* **Provided information**:
────────────────

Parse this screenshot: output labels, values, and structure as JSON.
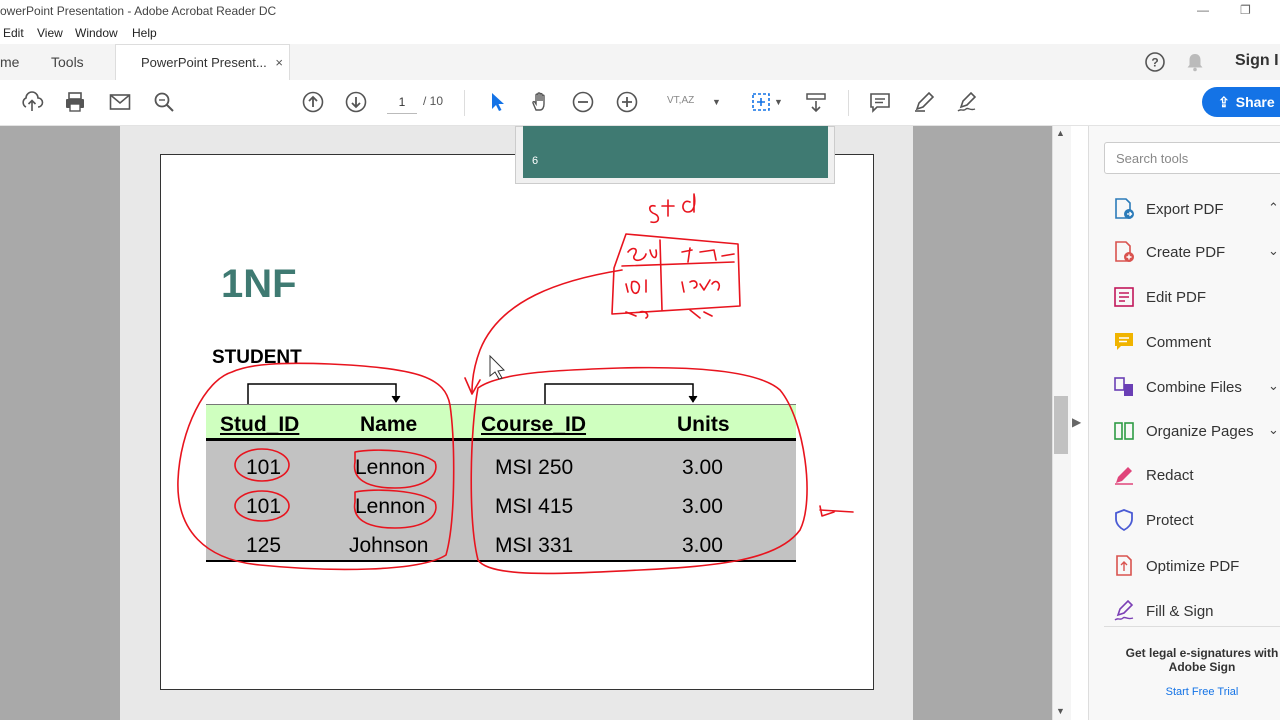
{
  "window": {
    "title": "PowerPoint Presentation - Adobe Acrobat Reader DC"
  },
  "menu": [
    "Edit",
    "View",
    "Window",
    "Help"
  ],
  "tabs": {
    "home": "me",
    "tools": "Tools",
    "document": "PowerPoint Present...",
    "close": "×"
  },
  "header": {
    "sign_in": "Sign I"
  },
  "toolbar": {
    "page_current": "1",
    "page_total": "/ 10",
    "zoom": "VT,AZ",
    "share": "Share"
  },
  "preview": {
    "slide_number": "6"
  },
  "slide": {
    "heading": "1NF",
    "table_name": "STUDENT",
    "columns": [
      "Stud_ID",
      "Name",
      "Course_ID",
      "Units"
    ],
    "rows": [
      [
        "101",
        "Lennon",
        "MSI 250",
        "3.00"
      ],
      [
        "101",
        "Lennon",
        "MSI 415",
        "3.00"
      ],
      [
        "125",
        "Johnson",
        "MSI 331",
        "3.00"
      ]
    ]
  },
  "annotations": {
    "handwriting": "std",
    "color": "#e8141e"
  },
  "right_panel": {
    "search_placeholder": "Search tools",
    "tools": [
      {
        "label": "Export PDF",
        "icon": "export-pdf-icon",
        "chevron": "up"
      },
      {
        "label": "Create PDF",
        "icon": "create-pdf-icon",
        "chevron": "down"
      },
      {
        "label": "Edit PDF",
        "icon": "edit-pdf-icon"
      },
      {
        "label": "Comment",
        "icon": "comment-icon"
      },
      {
        "label": "Combine Files",
        "icon": "combine-files-icon",
        "chevron": "down"
      },
      {
        "label": "Organize Pages",
        "icon": "organize-pages-icon",
        "chevron": "down"
      },
      {
        "label": "Redact",
        "icon": "redact-icon"
      },
      {
        "label": "Protect",
        "icon": "protect-icon"
      },
      {
        "label": "Optimize PDF",
        "icon": "optimize-pdf-icon"
      },
      {
        "label": "Fill & Sign",
        "icon": "fill-sign-icon"
      }
    ],
    "promo_title": "Get legal e-signatures with Adobe Sign",
    "promo_link": "Start Free Trial"
  },
  "colors": {
    "accent": "#1473e6",
    "slide_teal": "#3f7a72",
    "header_green": "#cfffbf",
    "body_gray": "#c2c2c2"
  }
}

────────────────

* **Challenge**: Reproduce every line from the entries that holds the word "icon".

* **The completed task**:
        "icon": "export-pdf-icon",
        "icon": "create-pdf-icon",
        "icon": "edit-pdf-icon"
        "icon": "comment-icon"
        "icon": "combine-files-icon",
        "icon": "organize-pages-icon",
        "icon": "redact-icon"
        "icon": "protect-icon"
        "icon": "optimize-pdf-icon"
        "icon": "fill-sign-icon"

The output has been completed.